> _LISTING_:
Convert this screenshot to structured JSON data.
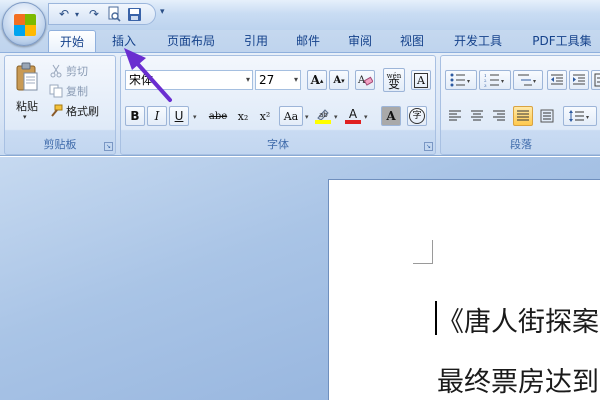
{
  "quick_access": {
    "icons": [
      "undo-icon",
      "redo-icon",
      "print-preview-icon",
      "save-icon"
    ],
    "customize_glyph": "▾"
  },
  "tabs": [
    {
      "label": "开始",
      "active": true
    },
    {
      "label": "插入",
      "active": false
    },
    {
      "label": "页面布局",
      "active": false
    },
    {
      "label": "引用",
      "active": false
    },
    {
      "label": "邮件",
      "active": false
    },
    {
      "label": "审阅",
      "active": false
    },
    {
      "label": "视图",
      "active": false
    },
    {
      "label": "开发工具",
      "active": false
    },
    {
      "label": "PDF工具集",
      "active": false
    }
  ],
  "clipboard": {
    "label": "剪贴板",
    "paste": "粘贴",
    "cut": "剪切",
    "copy": "复制",
    "format_painter": "格式刷"
  },
  "font": {
    "label": "字体",
    "font_name": "宋体",
    "font_size": "27",
    "buttons": [
      "B",
      "I",
      "U",
      "abe",
      "x₂",
      "x²",
      "Aa"
    ],
    "grow_glyph": "A",
    "shrink_glyph": "A",
    "phonetic": "wén",
    "phonetic_char": "变",
    "text_color_glyph": "A",
    "char_shading_glyph": "A",
    "enclose_glyph": "字"
  },
  "paragraph": {
    "label": "段落"
  },
  "document": {
    "lines": [
      "《唐人街探案",
      "最终票房达到"
    ]
  },
  "colors": {
    "accent_highlight": "#ffff00",
    "font_color": "#e02020",
    "arrow": "#6a2ed0"
  }
}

> _EXERCISE REQUIREMENTS_: Output all of the data exactly as it stands, minus any images.

> _REPLY_:
Convert this screenshot to structured JSON data.
{
  "quick_access": {
    "icons": [
      "undo-icon",
      "redo-icon",
      "print-preview-icon",
      "save-icon"
    ],
    "customize_glyph": "▾"
  },
  "tabs": [
    {
      "label": "开始",
      "active": true
    },
    {
      "label": "插入",
      "active": false
    },
    {
      "label": "页面布局",
      "active": false
    },
    {
      "label": "引用",
      "active": false
    },
    {
      "label": "邮件",
      "active": false
    },
    {
      "label": "审阅",
      "active": false
    },
    {
      "label": "视图",
      "active": false
    },
    {
      "label": "开发工具",
      "active": false
    },
    {
      "label": "PDF工具集",
      "active": false
    }
  ],
  "clipboard": {
    "label": "剪贴板",
    "paste": "粘贴",
    "cut": "剪切",
    "copy": "复制",
    "format_painter": "格式刷"
  },
  "font": {
    "label": "字体",
    "font_name": "宋体",
    "font_size": "27",
    "buttons": [
      "B",
      "I",
      "U",
      "abe",
      "x₂",
      "x²",
      "Aa"
    ],
    "grow_glyph": "A",
    "shrink_glyph": "A",
    "phonetic": "wén",
    "phonetic_char": "变",
    "text_color_glyph": "A",
    "char_shading_glyph": "A",
    "enclose_glyph": "字"
  },
  "paragraph": {
    "label": "段落"
  },
  "document": {
    "lines": [
      "《唐人街探案",
      "最终票房达到"
    ]
  },
  "colors": {
    "accent_highlight": "#ffff00",
    "font_color": "#e02020",
    "arrow": "#6a2ed0"
  }
}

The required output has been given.